:: ENTRIES SHOWN ::
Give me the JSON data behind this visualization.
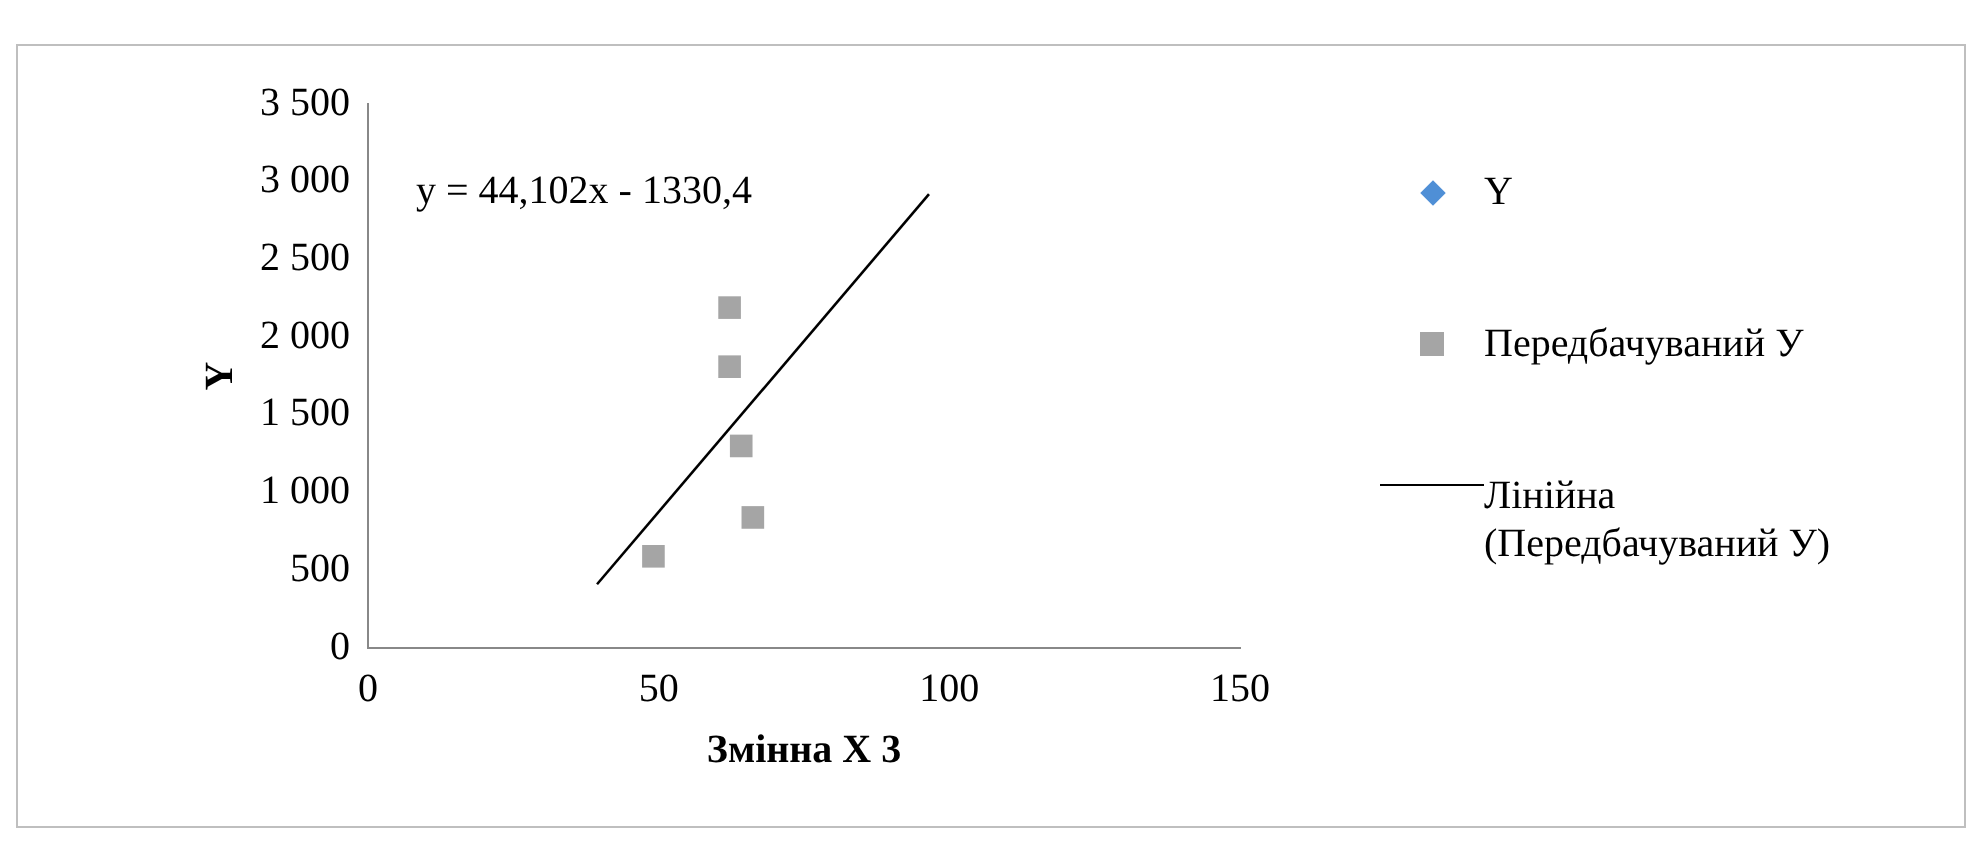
{
  "chart_data": {
    "type": "scatter",
    "xlabel": "Змінна X 3",
    "ylabel": "Y",
    "xlim": [
      0,
      150
    ],
    "xticks": [
      0,
      50,
      100,
      150
    ],
    "ylim": [
      0,
      3500
    ],
    "yticks": [
      0,
      500,
      {
        "value": 1000,
        "label": "1 000"
      },
      {
        "value": 1500,
        "label": "1 500"
      },
      {
        "value": 2000,
        "label": "2 000"
      },
      {
        "value": 2500,
        "label": "2 500"
      },
      {
        "value": 3000,
        "label": "3 000"
      },
      {
        "value": 3500,
        "label": "3 500"
      }
    ],
    "grid": false,
    "legend": "right",
    "annotations": [
      "y = 44,102x - 1330,4"
    ],
    "series": [
      {
        "name": "Y",
        "color": "#4f8fd6",
        "marker": "diamond"
      },
      {
        "name": "Передбачуваний У",
        "color": "#a5a5a5",
        "marker": "square",
        "x": [
          49.1,
          62.2,
          62.2,
          64.2,
          66.2
        ],
        "values": [
          590,
          2190,
          1810,
          1300,
          840
        ]
      },
      {
        "name": "Лінійна (Передбачуваний У)",
        "type": "line",
        "color": "#000000",
        "marker": "none",
        "x": [
          39.4,
          96.5
        ],
        "values": [
          410,
          2920
        ]
      }
    ]
  }
}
:::
## SET EXERCISE
Tally the lines of the preceding listing in which the word "color" appears; state nothing but the total.

## WORKED ANSWER
3